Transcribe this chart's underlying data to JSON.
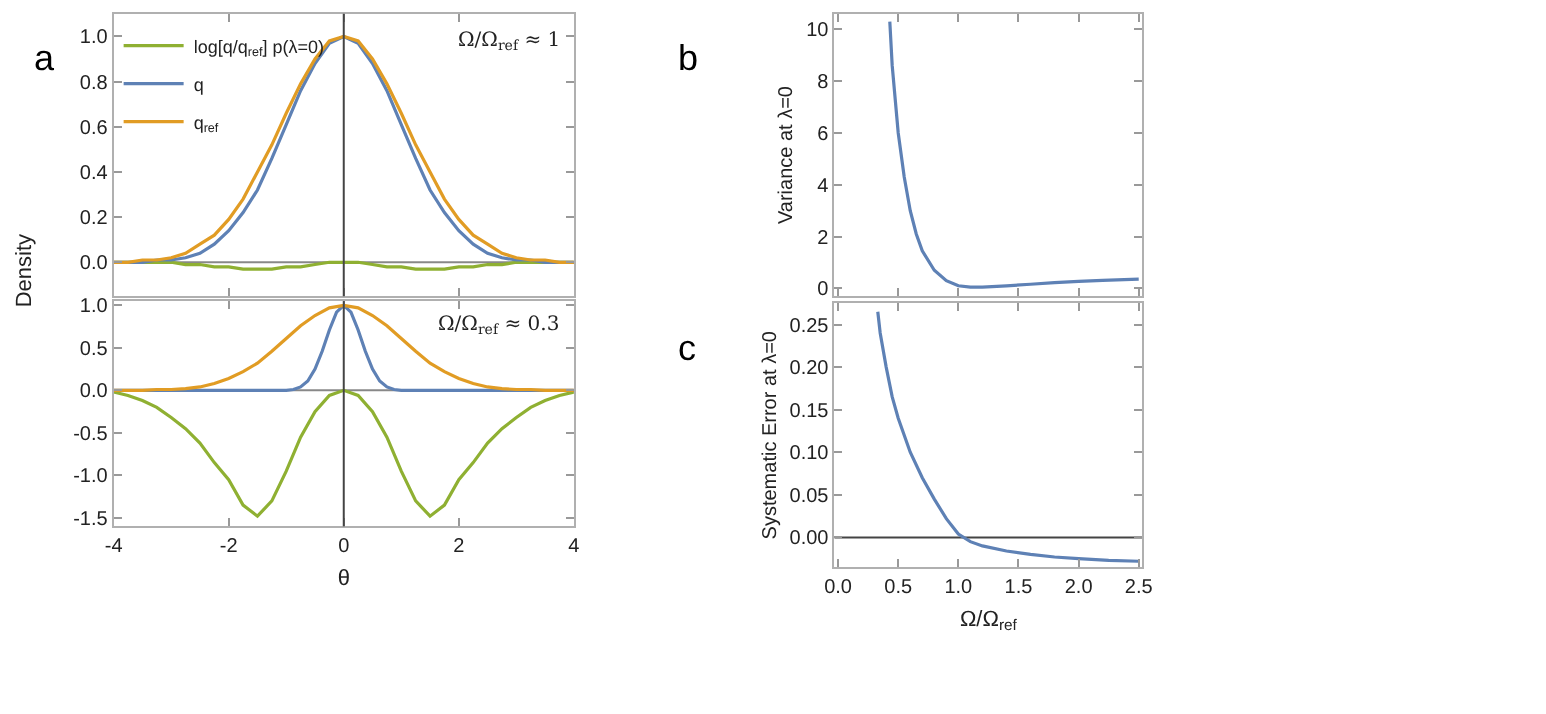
{
  "chart_data": [
    {
      "type": "line",
      "title": "a",
      "ylabel": "Density",
      "legend": "top left",
      "tick_labels": "y",
      "grid": false,
      "annotations": [
        "Ω/Ω$_{ref}$ ≈ 1"
      ],
      "xlim": [
        -4,
        4
      ],
      "ylim": [
        -0.15,
        1.1
      ],
      "xticks": [
        -4,
        -2,
        0,
        2,
        4
      ],
      "yticks": [
        {
          "value": 0.0,
          "label": "0.0"
        },
        {
          "value": 0.2,
          "label": "0.2"
        },
        {
          "value": 0.4,
          "label": "0.4"
        },
        {
          "value": 0.6,
          "label": "0.6"
        },
        {
          "value": 0.8,
          "label": "0.8"
        },
        {
          "value": 1.0,
          "label": "1.0"
        }
      ],
      "ref_lines": [
        {
          "axis": "x",
          "value": 0,
          "color": "#444444"
        },
        {
          "axis": "y",
          "value": 0,
          "color": "#888888"
        }
      ],
      "x": [
        -4,
        -3.75,
        -3.5,
        -3.25,
        -3,
        -2.75,
        -2.5,
        -2.25,
        -2,
        -1.75,
        -1.5,
        -1.25,
        -1,
        -0.75,
        -0.5,
        -0.25,
        0,
        0.25,
        0.5,
        0.75,
        1,
        1.25,
        1.5,
        1.75,
        2,
        2.25,
        2.5,
        2.75,
        3,
        3.25,
        3.5,
        3.75,
        4
      ],
      "series": [
        {
          "name": "log[q/q$_{ref}$] p(λ=0)",
          "color": "#8fb032",
          "values": [
            0,
            0,
            0,
            0,
            0,
            -0.01,
            -0.01,
            -0.02,
            -0.02,
            -0.03,
            -0.03,
            -0.03,
            -0.02,
            -0.02,
            -0.01,
            0,
            0,
            0,
            -0.01,
            -0.02,
            -0.02,
            -0.03,
            -0.03,
            -0.03,
            -0.02,
            -0.02,
            -0.01,
            -0.01,
            0,
            0,
            0,
            0,
            0
          ]
        },
        {
          "name": "q",
          "color": "#5e81b5",
          "values": [
            0,
            0,
            0,
            0.01,
            0.01,
            0.02,
            0.04,
            0.08,
            0.14,
            0.22,
            0.32,
            0.46,
            0.61,
            0.76,
            0.88,
            0.97,
            1.0,
            0.97,
            0.88,
            0.76,
            0.61,
            0.46,
            0.32,
            0.22,
            0.14,
            0.08,
            0.04,
            0.02,
            0.01,
            0.01,
            0,
            0,
            0
          ]
        },
        {
          "name": "q$_{ref}$",
          "color": "#e19c24",
          "values": [
            0,
            0,
            0.01,
            0.01,
            0.02,
            0.04,
            0.08,
            0.12,
            0.19,
            0.28,
            0.4,
            0.52,
            0.66,
            0.79,
            0.9,
            0.98,
            1.0,
            0.98,
            0.9,
            0.79,
            0.66,
            0.52,
            0.4,
            0.28,
            0.19,
            0.12,
            0.08,
            0.04,
            0.02,
            0.01,
            0.01,
            0,
            0
          ]
        }
      ]
    },
    {
      "type": "line",
      "xlabel": "θ",
      "grid": false,
      "legend": false,
      "annotations": [
        "Ω/Ω$_{ref}$ ≈ 0.3"
      ],
      "xlim": [
        -4,
        4
      ],
      "ylim": [
        -1.6,
        1.05
      ],
      "xticks": [
        -4,
        -2,
        0,
        2,
        4
      ],
      "yticks": [
        {
          "value": -1.5,
          "label": "-1.5"
        },
        {
          "value": -1.0,
          "label": "-1.0"
        },
        {
          "value": -0.5,
          "label": "-0.5"
        },
        {
          "value": 0.0,
          "label": "0.0"
        },
        {
          "value": 0.5,
          "label": "0.5"
        },
        {
          "value": 1.0,
          "label": "1.0"
        }
      ],
      "ref_lines": [
        {
          "axis": "x",
          "value": 0,
          "color": "#444444"
        },
        {
          "axis": "y",
          "value": 0,
          "color": "#888888"
        }
      ],
      "x": [
        -4,
        -3.75,
        -3.5,
        -3.25,
        -3,
        -2.75,
        -2.5,
        -2.25,
        -2,
        -1.75,
        -1.5,
        -1.25,
        -1,
        -0.75,
        -0.5,
        -0.25,
        0,
        0.25,
        0.5,
        0.75,
        1,
        1.25,
        1.5,
        1.75,
        2,
        2.25,
        2.5,
        2.75,
        3,
        3.25,
        3.5,
        3.75,
        4
      ],
      "series": [
        {
          "color": "#8fb032",
          "values": [
            -0.02,
            -0.06,
            -0.12,
            -0.2,
            -0.32,
            -0.45,
            -0.62,
            -0.85,
            -1.05,
            -1.35,
            -1.48,
            -1.3,
            -0.95,
            -0.55,
            -0.25,
            -0.06,
            0,
            -0.06,
            -0.25,
            -0.55,
            -0.95,
            -1.3,
            -1.48,
            -1.35,
            -1.05,
            -0.85,
            -0.62,
            -0.45,
            -0.32,
            -0.2,
            -0.12,
            -0.06,
            -0.02
          ]
        },
        {
          "color": "#5e81b5",
          "x": [
            -4,
            -1.25,
            -1,
            -0.875,
            -0.75,
            -0.625,
            -0.5,
            -0.375,
            -0.25,
            -0.125,
            0,
            0.125,
            0.25,
            0.375,
            0.5,
            0.625,
            0.75,
            0.875,
            1,
            1.25,
            4
          ],
          "values": [
            0,
            0,
            0,
            0.01,
            0.04,
            0.11,
            0.25,
            0.46,
            0.71,
            0.92,
            1.0,
            0.92,
            0.71,
            0.46,
            0.25,
            0.11,
            0.04,
            0.01,
            0,
            0,
            0
          ]
        },
        {
          "color": "#e19c24",
          "values": [
            0,
            0,
            0,
            0.01,
            0.01,
            0.02,
            0.04,
            0.08,
            0.14,
            0.22,
            0.32,
            0.46,
            0.61,
            0.76,
            0.88,
            0.97,
            1.0,
            0.97,
            0.88,
            0.76,
            0.61,
            0.46,
            0.32,
            0.22,
            0.14,
            0.08,
            0.04,
            0.02,
            0.01,
            0.01,
            0,
            0,
            0
          ]
        }
      ]
    },
    {
      "type": "line",
      "title": "b",
      "ylabel": "Variance at λ=0",
      "tick_labels": "y",
      "grid": false,
      "legend": false,
      "xlim": [
        -0.03,
        2.53
      ],
      "ylim": [
        -0.3,
        10.6
      ],
      "xticks": [
        0,
        0.5,
        1,
        1.5,
        2,
        2.5
      ],
      "yticks": [
        0,
        2,
        4,
        6,
        8,
        10
      ],
      "x": [
        0.43,
        0.45,
        0.5,
        0.55,
        0.6,
        0.65,
        0.7,
        0.8,
        0.9,
        1.0,
        1.1,
        1.2,
        1.4,
        1.6,
        1.8,
        2.0,
        2.2,
        2.5
      ],
      "series": [
        {
          "color": "#5e81b5",
          "values": [
            10.3,
            8.6,
            6.0,
            4.3,
            3.0,
            2.1,
            1.45,
            0.7,
            0.3,
            0.1,
            0.05,
            0.05,
            0.1,
            0.16,
            0.22,
            0.27,
            0.31,
            0.36
          ]
        }
      ]
    },
    {
      "type": "line",
      "title": "c",
      "xlabel": "Ω/Ω$_{ref}$",
      "ylabel": "Systematic Error at λ=0",
      "grid": false,
      "legend": false,
      "xlim": [
        -0.03,
        2.53
      ],
      "ylim": [
        -0.035,
        0.275
      ],
      "xticks": [
        {
          "value": 0,
          "label": "0.0"
        },
        0.5,
        {
          "value": 1,
          "label": "1.0"
        },
        1.5,
        {
          "value": 2,
          "label": "2.0"
        },
        2.5
      ],
      "yticks": [
        {
          "value": 0,
          "label": "0.00"
        },
        0.05,
        {
          "value": 0.1,
          "label": "0.10"
        },
        0.15,
        {
          "value": 0.2,
          "label": "0.20"
        },
        0.25
      ],
      "ref_lines": [
        {
          "axis": "y",
          "value": 0,
          "color": "#444444"
        }
      ],
      "x": [
        0.33,
        0.35,
        0.4,
        0.45,
        0.5,
        0.6,
        0.7,
        0.8,
        0.9,
        1.0,
        1.1,
        1.2,
        1.4,
        1.6,
        1.8,
        2.0,
        2.25,
        2.5
      ],
      "series": [
        {
          "color": "#5e81b5",
          "values": [
            0.265,
            0.24,
            0.2,
            0.165,
            0.14,
            0.1,
            0.07,
            0.045,
            0.022,
            0.004,
            -0.005,
            -0.01,
            -0.016,
            -0.02,
            -0.023,
            -0.025,
            -0.027,
            -0.028
          ]
        }
      ]
    }
  ]
}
==============================
■ Requirement:
Count every line of the records that holds "ylabel". State the number, nothing else.

■ Expected answer:
3